(Dataset rows about figures)
───

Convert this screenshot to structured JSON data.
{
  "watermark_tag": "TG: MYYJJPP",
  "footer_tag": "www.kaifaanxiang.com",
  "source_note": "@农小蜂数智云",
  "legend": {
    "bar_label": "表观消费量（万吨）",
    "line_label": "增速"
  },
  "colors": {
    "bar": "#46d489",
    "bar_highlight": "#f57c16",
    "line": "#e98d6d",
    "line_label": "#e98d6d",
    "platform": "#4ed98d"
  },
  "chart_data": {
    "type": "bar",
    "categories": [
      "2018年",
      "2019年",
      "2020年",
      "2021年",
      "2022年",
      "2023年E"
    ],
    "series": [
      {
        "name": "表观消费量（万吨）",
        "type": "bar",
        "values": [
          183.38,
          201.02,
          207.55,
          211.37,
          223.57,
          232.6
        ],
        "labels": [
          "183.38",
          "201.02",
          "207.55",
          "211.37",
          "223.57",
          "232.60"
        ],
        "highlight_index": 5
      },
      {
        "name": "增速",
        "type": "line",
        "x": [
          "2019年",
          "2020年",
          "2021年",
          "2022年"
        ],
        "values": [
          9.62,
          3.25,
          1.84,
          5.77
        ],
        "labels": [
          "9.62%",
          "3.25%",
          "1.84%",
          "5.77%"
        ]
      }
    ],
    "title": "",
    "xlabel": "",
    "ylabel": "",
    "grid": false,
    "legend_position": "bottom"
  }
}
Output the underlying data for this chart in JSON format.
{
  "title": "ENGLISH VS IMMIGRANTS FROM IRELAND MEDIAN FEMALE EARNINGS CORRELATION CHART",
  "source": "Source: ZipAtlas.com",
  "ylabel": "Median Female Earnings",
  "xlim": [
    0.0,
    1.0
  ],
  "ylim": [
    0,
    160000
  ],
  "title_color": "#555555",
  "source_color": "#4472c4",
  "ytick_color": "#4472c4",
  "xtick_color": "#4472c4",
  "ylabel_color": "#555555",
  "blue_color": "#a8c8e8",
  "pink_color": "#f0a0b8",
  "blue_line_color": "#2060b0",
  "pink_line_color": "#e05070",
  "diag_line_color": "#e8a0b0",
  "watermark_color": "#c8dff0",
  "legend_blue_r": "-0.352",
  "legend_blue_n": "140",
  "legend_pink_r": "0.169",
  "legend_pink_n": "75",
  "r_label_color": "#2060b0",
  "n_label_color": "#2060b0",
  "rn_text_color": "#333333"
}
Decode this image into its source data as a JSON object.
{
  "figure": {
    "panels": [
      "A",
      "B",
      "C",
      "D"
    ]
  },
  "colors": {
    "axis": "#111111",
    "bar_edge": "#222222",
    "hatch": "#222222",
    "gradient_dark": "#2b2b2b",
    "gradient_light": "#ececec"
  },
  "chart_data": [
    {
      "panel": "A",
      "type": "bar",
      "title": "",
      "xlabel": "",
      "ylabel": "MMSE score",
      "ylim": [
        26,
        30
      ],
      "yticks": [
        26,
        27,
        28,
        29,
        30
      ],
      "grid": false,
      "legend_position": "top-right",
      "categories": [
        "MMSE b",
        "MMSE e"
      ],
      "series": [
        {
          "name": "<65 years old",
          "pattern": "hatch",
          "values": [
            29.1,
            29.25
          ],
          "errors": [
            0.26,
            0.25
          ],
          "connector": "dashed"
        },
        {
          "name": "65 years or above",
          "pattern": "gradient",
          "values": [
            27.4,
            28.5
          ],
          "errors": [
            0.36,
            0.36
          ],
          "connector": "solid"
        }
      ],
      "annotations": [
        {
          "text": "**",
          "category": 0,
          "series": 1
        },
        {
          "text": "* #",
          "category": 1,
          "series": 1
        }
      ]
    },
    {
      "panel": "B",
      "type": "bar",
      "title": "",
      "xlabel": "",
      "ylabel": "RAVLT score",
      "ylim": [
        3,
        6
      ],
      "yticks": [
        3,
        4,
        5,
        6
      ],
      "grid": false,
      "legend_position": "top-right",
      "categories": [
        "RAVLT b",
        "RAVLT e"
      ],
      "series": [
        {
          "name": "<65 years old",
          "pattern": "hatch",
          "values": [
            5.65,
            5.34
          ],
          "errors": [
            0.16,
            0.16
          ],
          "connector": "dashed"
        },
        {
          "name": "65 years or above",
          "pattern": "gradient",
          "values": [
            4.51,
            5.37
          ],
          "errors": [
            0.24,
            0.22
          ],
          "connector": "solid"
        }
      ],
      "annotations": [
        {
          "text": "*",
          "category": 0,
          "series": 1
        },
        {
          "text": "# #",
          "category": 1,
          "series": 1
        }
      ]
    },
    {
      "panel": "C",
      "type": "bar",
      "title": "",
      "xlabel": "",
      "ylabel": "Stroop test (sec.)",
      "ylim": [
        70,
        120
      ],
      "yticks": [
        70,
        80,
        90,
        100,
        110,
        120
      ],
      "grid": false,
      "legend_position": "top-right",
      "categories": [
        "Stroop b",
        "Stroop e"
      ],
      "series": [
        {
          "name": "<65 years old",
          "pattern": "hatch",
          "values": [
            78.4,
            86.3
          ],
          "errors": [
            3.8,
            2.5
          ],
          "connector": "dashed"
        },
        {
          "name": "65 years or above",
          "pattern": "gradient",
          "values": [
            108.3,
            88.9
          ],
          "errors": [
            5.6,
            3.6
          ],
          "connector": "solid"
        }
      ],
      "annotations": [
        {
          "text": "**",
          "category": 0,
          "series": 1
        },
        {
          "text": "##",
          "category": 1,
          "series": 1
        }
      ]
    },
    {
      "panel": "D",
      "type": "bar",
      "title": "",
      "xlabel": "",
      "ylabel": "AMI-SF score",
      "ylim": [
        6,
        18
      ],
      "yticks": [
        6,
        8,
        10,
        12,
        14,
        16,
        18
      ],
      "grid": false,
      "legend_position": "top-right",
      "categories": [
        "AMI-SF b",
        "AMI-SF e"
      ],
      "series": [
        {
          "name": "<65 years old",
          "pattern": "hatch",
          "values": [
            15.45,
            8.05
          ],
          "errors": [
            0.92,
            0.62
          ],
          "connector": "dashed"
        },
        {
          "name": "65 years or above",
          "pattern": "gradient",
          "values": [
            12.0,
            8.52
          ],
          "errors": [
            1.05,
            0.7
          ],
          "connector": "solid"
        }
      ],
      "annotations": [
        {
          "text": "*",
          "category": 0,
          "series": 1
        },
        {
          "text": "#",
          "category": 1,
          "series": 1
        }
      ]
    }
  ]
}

───

▶ Stated task
Write the entire listing out again, word for word.

▶ Solution below
Convert this screenshot to structured JSON data.
{
  "watermark_tag": "TG: MYYJJPP",
  "footer_tag": "www.kaifaanxiang.com",
  "source_note": "@农小蜂数智云",
  "legend": {
    "bar_label": "表观消费量（万吨）",
    "line_label": "增速"
  },
  "colors": {
    "bar": "#46d489",
    "bar_highlight": "#f57c16",
    "line": "#e98d6d",
    "line_label": "#e98d6d",
    "platform": "#4ed98d"
  },
  "chart_data": {
    "type": "bar",
    "categories": [
      "2018年",
      "2019年",
      "2020年",
      "2021年",
      "2022年",
      "2023年E"
    ],
    "series": [
      {
        "name": "表观消费量（万吨）",
        "type": "bar",
        "values": [
          183.38,
          201.02,
          207.55,
          211.37,
          223.57,
          232.6
        ],
        "labels": [
          "183.38",
          "201.02",
          "207.55",
          "211.37",
          "223.57",
          "232.60"
        ],
        "highlight_index": 5
      },
      {
        "name": "增速",
        "type": "line",
        "x": [
          "2019年",
          "2020年",
          "2021年",
          "2022年"
        ],
        "values": [
          9.62,
          3.25,
          1.84,
          5.77
        ],
        "labels": [
          "9.62%",
          "3.25%",
          "1.84%",
          "5.77%"
        ]
      }
    ],
    "title": "",
    "xlabel": "",
    "ylabel": "",
    "grid": false,
    "legend_position": "bottom"
  }
}
Output the underlying data for this chart in JSON format.
{
  "title": "ENGLISH VS IMMIGRANTS FROM IRELAND MEDIAN FEMALE EARNINGS CORRELATION CHART",
  "source": "Source: ZipAtlas.com",
  "ylabel": "Median Female Earnings",
  "xlim": [
    0.0,
    1.0
  ],
  "ylim": [
    0,
    160000
  ],
  "title_color": "#555555",
  "source_color": "#4472c4",
  "ytick_color": "#4472c4",
  "xtick_color": "#4472c4",
  "ylabel_color": "#555555",
  "blue_color": "#a8c8e8",
  "pink_color": "#f0a0b8",
  "blue_line_color": "#2060b0",
  "pink_line_color": "#e05070",
  "diag_line_color": "#e8a0b0",
  "watermark_color": "#c8dff0",
  "legend_blue_r": "-0.352",
  "legend_blue_n": "140",
  "legend_pink_r": "0.169",
  "legend_pink_n": "75",
  "r_label_color": "#2060b0",
  "n_label_color": "#2060b0",
  "rn_text_color": "#333333"
}
Decode this image into its source data as a JSON object.
{
  "figure": {
    "panels": [
      "A",
      "B",
      "C",
      "D"
    ]
  },
  "colors": {
    "axis": "#111111",
    "bar_edge": "#222222",
    "hatch": "#222222",
    "gradient_dark": "#2b2b2b",
    "gradient_light": "#ececec"
  },
  "chart_data": [
    {
      "panel": "A",
      "type": "bar",
      "title": "",
      "xlabel": "",
      "ylabel": "MMSE score",
      "ylim": [
        26,
        30
      ],
      "yticks": [
        26,
        27,
        28,
        29,
        30
      ],
      "grid": false,
      "legend_position": "top-right",
      "categories": [
        "MMSE b",
        "MMSE e"
      ],
      "series": [
        {
          "name": "<65 years old",
          "pattern": "hatch",
          "values": [
            29.1,
            29.25
          ],
          "errors": [
            0.26,
            0.25
          ],
          "connector": "dashed"
        },
        {
          "name": "65 years or above",
          "pattern": "gradient",
          "values": [
            27.4,
            28.5
          ],
          "errors": [
            0.36,
            0.36
          ],
          "connector": "solid"
        }
      ],
      "annotations": [
        {
          "text": "**",
          "category": 0,
          "series": 1
        },
        {
          "text": "* #",
          "category": 1,
          "series": 1
        }
      ]
    },
    {
      "panel": "B",
      "type": "bar",
      "title": "",
      "xlabel": "",
      "ylabel": "RAVLT score",
      "ylim": [
        3,
        6
      ],
      "yticks": [
        3,
        4,
        5,
        6
      ],
      "grid": false,
      "legend_position": "top-right",
      "categories": [
        "RAVLT b",
        "RAVLT e"
      ],
      "series": [
        {
          "name": "<65 years old",
          "pattern": "hatch",
          "values": [
            5.65,
            5.34
          ],
          "errors": [
            0.16,
            0.16
          ],
          "connector": "dashed"
        },
        {
          "name": "65 years or above",
          "pattern": "gradient",
          "values": [
            4.51,
            5.37
          ],
          "errors": [
            0.24,
            0.22
          ],
          "connector": "solid"
        }
      ],
      "annotations": [
        {
          "text": "*",
          "category": 0,
          "series": 1
        },
        {
          "text": "# #",
          "category": 1,
          "series": 1
        }
      ]
    },
    {
      "panel": "C",
      "type": "bar",
      "title": "",
      "xlabel": "",
      "ylabel": "Stroop test (sec.)",
      "ylim": [
        70,
        120
      ],
      "yticks": [
        70,
        80,
        90,
        100,
        110,
        120
      ],
      "grid": false,
      "legend_position": "top-right",
      "categories": [
        "Stroop b",
        "Stroop e"
      ],
      "series": [
        {
          "name": "<65 years old",
          "pattern": "hatch",
          "values": [
            78.4,
            86.3
          ],
          "errors": [
            3.8,
            2.5
          ],
          "connector": "dashed"
        },
        {
          "name": "65 years or above",
          "pattern": "gradient",
          "values": [
            108.3,
            88.9
          ],
          "errors": [
            5.6,
            3.6
          ],
          "connector": "solid"
        }
      ],
      "annotations": [
        {
          "text": "**",
          "category": 0,
          "series": 1
        },
        {
          "text": "##",
          "category": 1,
          "series": 1
        }
      ]
    },
    {
      "panel": "D",
      "type": "bar",
      "title": "",
      "xlabel": "",
      "ylabel": "AMI-SF score",
      "ylim": [
        6,
        18
      ],
      "yticks": [
        6,
        8,
        10,
        12,
        14,
        16,
        18
      ],
      "grid": false,
      "legend_position": "top-right",
      "categories": [
        "AMI-SF b",
        "AMI-SF e"
      ],
      "series": [
        {
          "name": "<65 years old",
          "pattern": "hatch",
          "values": [
            15.45,
            8.05
          ],
          "errors": [
            0.92,
            0.62
          ],
          "connector": "dashed"
        },
        {
          "name": "65 years or above",
          "pattern": "gradient",
          "values": [
            12.0,
            8.52
          ],
          "errors": [
            1.05,
            0.7
          ],
          "connector": "solid"
        }
      ],
      "annotations": [
        {
          "text": "*",
          "category": 0,
          "series": 1
        },
        {
          "text": "#",
          "category": 1,
          "series": 1
        }
      ]
    }
  ]
}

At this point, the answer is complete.